## Aim
What follows is a listing; restate every line of it word for word.

--- start Supplied data ---

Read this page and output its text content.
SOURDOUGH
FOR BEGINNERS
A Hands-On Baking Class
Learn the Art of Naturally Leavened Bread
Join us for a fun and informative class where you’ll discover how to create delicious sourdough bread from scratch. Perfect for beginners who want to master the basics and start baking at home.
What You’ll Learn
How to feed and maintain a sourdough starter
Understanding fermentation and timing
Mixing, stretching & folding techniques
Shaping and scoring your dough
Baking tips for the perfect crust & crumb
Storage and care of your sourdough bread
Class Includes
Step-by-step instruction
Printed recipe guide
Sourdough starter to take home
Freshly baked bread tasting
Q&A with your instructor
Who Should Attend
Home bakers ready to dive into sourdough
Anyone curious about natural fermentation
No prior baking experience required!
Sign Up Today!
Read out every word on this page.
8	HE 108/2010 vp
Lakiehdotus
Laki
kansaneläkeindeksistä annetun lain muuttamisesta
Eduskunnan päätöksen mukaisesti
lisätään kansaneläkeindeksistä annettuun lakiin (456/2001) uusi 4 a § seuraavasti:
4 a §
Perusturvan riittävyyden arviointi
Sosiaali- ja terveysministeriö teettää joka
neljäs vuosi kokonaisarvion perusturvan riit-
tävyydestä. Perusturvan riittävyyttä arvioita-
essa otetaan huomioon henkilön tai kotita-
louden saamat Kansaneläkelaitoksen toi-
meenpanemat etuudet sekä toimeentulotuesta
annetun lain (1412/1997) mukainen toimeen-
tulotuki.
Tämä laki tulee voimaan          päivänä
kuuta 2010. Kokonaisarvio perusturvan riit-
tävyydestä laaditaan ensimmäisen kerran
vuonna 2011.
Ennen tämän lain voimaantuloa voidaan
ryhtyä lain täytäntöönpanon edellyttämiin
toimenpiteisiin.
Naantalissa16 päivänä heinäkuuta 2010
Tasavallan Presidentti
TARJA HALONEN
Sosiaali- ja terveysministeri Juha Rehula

--- end Supplied data ---

## Task answer
Read this page and output its text content.
SOURDOUGH
FOR BEGINNERS
A Hands-On Baking Class
Learn the Art of Naturally Leavened Bread
Join us for a fun and informative class where you’ll discover how to create delicious sourdough bread from scratch. Perfect for beginners who want to master the basics and start baking at home.
What You’ll Learn
How to feed and maintain a sourdough starter
Understanding fermentation and timing
Mixing, stretching & folding techniques
Shaping and scoring your dough
Baking tips for the perfect crust & crumb
Storage and care of your sourdough bread
Class Includes
Step-by-step instruction
Printed recipe guide
Sourdough starter to take home
Freshly baked bread tasting
Q&A with your instructor
Who Should Attend
Home bakers ready to dive into sourdough
Anyone curious about natural fermentation
No prior baking experience required!
Sign Up Today!
Read out every word on this page.
8	HE 108/2010 vp
Lakiehdotus
Laki
kansaneläkeindeksistä annetun lain muuttamisesta
Eduskunnan päätöksen mukaisesti
lisätään kansaneläkeindeksistä annettuun lakiin (456/2001) uusi 4 a § seuraavasti:
4 a §
Perusturvan riittävyyden arviointi
Sosiaali- ja terveysministeriö teettää joka
neljäs vuosi kokonaisarvion perusturvan riit-
tävyydestä. Perusturvan riittävyyttä arvioita-
essa otetaan huomioon henkilön tai kotita-
louden saamat Kansaneläkelaitoksen toi-
meenpanemat etuudet sekä toimeentulotuesta
annetun lain (1412/1997) mukainen toimeen-
tulotuki.
Tämä laki tulee voimaan          päivänä
kuuta 2010. Kokonaisarvio perusturvan riit-
tävyydestä laaditaan ensimmäisen kerran
vuonna 2011.
Ennen tämän lain voimaantuloa voidaan
ryhtyä lain täytäntöönpanon edellyttämiin
toimenpiteisiin.
Naantalissa16 päivänä heinäkuuta 2010
Tasavallan Presidentti
TARJA HALONEN
Sosiaali- ja terveysministeri Juha Rehula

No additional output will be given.